===== TASK MATERIAL =====
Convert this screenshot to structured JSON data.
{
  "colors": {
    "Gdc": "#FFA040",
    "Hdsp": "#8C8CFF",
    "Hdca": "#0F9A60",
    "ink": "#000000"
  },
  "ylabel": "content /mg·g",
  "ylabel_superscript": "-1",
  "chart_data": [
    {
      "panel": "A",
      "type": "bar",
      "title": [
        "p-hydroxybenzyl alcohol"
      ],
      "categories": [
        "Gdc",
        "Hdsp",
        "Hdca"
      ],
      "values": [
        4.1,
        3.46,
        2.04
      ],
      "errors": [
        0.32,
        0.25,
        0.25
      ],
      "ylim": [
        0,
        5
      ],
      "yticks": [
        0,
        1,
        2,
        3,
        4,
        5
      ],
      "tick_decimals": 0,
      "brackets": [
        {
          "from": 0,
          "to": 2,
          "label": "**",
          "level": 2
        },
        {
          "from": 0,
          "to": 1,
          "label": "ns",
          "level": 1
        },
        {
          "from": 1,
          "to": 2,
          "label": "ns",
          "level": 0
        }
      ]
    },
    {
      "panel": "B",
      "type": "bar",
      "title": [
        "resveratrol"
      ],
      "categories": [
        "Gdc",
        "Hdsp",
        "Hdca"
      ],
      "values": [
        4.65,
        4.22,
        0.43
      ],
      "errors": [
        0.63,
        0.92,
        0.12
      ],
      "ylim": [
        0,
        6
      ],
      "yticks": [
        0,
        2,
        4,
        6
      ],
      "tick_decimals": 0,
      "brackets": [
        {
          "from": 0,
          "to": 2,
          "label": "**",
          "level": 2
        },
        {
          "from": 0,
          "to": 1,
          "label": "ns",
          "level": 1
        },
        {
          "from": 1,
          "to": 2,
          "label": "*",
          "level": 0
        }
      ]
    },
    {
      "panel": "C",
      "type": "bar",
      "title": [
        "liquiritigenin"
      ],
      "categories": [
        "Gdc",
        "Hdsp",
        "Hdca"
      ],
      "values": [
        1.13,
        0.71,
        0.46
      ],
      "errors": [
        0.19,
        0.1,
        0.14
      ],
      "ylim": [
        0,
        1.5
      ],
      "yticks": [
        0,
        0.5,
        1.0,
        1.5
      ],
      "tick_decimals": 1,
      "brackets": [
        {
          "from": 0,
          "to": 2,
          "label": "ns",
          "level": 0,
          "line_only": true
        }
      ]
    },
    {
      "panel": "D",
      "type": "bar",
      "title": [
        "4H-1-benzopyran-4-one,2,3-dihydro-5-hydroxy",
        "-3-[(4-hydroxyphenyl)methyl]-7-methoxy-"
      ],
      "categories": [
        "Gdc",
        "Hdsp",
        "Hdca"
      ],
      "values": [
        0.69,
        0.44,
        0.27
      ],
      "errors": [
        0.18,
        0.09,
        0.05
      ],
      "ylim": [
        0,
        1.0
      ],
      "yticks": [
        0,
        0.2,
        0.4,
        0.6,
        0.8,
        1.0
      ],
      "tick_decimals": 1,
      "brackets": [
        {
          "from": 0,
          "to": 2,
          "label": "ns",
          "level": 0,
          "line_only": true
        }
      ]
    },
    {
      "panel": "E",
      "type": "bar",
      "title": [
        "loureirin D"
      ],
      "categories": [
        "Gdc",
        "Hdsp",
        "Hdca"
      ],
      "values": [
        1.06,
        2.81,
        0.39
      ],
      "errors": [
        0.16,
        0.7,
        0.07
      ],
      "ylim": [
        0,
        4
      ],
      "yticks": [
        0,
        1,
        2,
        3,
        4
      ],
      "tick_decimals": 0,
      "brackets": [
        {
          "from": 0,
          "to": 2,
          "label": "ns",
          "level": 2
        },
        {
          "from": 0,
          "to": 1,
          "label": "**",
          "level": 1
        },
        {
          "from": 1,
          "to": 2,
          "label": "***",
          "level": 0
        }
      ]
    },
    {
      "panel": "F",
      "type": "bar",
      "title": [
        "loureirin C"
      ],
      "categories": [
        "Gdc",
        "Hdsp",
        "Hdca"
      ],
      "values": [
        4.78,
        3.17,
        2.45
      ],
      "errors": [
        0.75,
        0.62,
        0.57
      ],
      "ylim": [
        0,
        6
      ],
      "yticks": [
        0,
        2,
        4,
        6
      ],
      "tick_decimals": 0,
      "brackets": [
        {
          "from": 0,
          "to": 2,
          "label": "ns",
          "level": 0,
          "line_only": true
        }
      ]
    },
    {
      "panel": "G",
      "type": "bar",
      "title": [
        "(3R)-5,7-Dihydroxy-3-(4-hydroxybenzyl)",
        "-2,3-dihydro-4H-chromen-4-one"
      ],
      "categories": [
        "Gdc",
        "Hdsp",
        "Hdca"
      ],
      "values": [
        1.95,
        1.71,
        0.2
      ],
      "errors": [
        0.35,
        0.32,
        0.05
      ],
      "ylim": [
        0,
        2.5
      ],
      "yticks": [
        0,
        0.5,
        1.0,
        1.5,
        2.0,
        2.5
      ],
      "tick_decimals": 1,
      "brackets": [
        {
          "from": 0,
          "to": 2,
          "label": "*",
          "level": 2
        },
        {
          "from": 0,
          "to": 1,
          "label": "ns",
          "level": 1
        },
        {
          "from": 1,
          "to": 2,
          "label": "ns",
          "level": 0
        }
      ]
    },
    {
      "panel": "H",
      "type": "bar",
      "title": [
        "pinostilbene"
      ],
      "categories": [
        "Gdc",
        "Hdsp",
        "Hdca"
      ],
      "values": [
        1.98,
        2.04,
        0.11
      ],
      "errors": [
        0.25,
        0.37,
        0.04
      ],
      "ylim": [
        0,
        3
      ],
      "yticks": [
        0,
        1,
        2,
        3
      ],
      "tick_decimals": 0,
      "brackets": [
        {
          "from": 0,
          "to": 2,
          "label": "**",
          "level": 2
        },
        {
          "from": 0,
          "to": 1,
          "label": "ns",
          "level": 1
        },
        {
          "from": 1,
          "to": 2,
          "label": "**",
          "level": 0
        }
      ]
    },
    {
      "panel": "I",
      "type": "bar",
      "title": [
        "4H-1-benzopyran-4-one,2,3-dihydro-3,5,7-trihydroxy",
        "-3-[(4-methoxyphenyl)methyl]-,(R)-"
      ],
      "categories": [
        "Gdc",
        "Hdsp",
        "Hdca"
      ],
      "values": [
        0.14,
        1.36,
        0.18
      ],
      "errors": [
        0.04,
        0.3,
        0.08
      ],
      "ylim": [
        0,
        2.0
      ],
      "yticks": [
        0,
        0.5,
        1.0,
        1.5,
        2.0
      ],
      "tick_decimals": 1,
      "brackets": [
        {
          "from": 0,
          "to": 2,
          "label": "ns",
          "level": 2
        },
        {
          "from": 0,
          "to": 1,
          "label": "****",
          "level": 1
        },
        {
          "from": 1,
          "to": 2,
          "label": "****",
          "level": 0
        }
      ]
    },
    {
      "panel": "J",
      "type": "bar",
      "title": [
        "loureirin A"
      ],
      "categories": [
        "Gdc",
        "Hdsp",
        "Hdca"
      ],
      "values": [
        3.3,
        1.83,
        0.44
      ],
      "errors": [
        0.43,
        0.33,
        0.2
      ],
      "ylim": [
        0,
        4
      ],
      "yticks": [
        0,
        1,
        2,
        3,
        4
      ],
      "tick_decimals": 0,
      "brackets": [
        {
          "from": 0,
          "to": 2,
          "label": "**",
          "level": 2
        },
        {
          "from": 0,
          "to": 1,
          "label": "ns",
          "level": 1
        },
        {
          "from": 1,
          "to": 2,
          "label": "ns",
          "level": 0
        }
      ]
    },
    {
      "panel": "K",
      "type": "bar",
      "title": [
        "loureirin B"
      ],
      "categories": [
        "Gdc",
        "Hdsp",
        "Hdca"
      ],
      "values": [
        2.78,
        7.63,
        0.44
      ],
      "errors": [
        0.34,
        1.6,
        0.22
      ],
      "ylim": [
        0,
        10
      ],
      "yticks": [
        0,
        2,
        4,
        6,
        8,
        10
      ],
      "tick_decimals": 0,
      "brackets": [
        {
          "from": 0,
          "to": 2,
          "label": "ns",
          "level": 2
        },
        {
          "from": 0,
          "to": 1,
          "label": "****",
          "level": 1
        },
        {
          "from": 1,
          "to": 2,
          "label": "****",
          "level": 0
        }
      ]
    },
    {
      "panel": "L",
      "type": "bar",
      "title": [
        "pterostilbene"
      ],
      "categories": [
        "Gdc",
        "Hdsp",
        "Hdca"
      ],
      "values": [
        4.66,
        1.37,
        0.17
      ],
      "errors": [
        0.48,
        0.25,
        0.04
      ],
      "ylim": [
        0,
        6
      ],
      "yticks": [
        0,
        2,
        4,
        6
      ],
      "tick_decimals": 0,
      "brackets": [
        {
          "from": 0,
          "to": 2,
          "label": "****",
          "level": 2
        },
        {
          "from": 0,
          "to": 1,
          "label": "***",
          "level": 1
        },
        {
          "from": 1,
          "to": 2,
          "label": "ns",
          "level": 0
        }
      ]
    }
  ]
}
=====
Pick out each line above that includes "panel" and show it.

RESULT OF THIS EXERCISE
      "panel": "A",
      "panel": "B",
      "panel": "C",
      "panel": "D",
      "panel": "E",
      "panel": "F",
      "panel": "G",
      "panel": "H",
      "panel": "I",
      "panel": "J",
      "panel": "K",
      "panel": "L",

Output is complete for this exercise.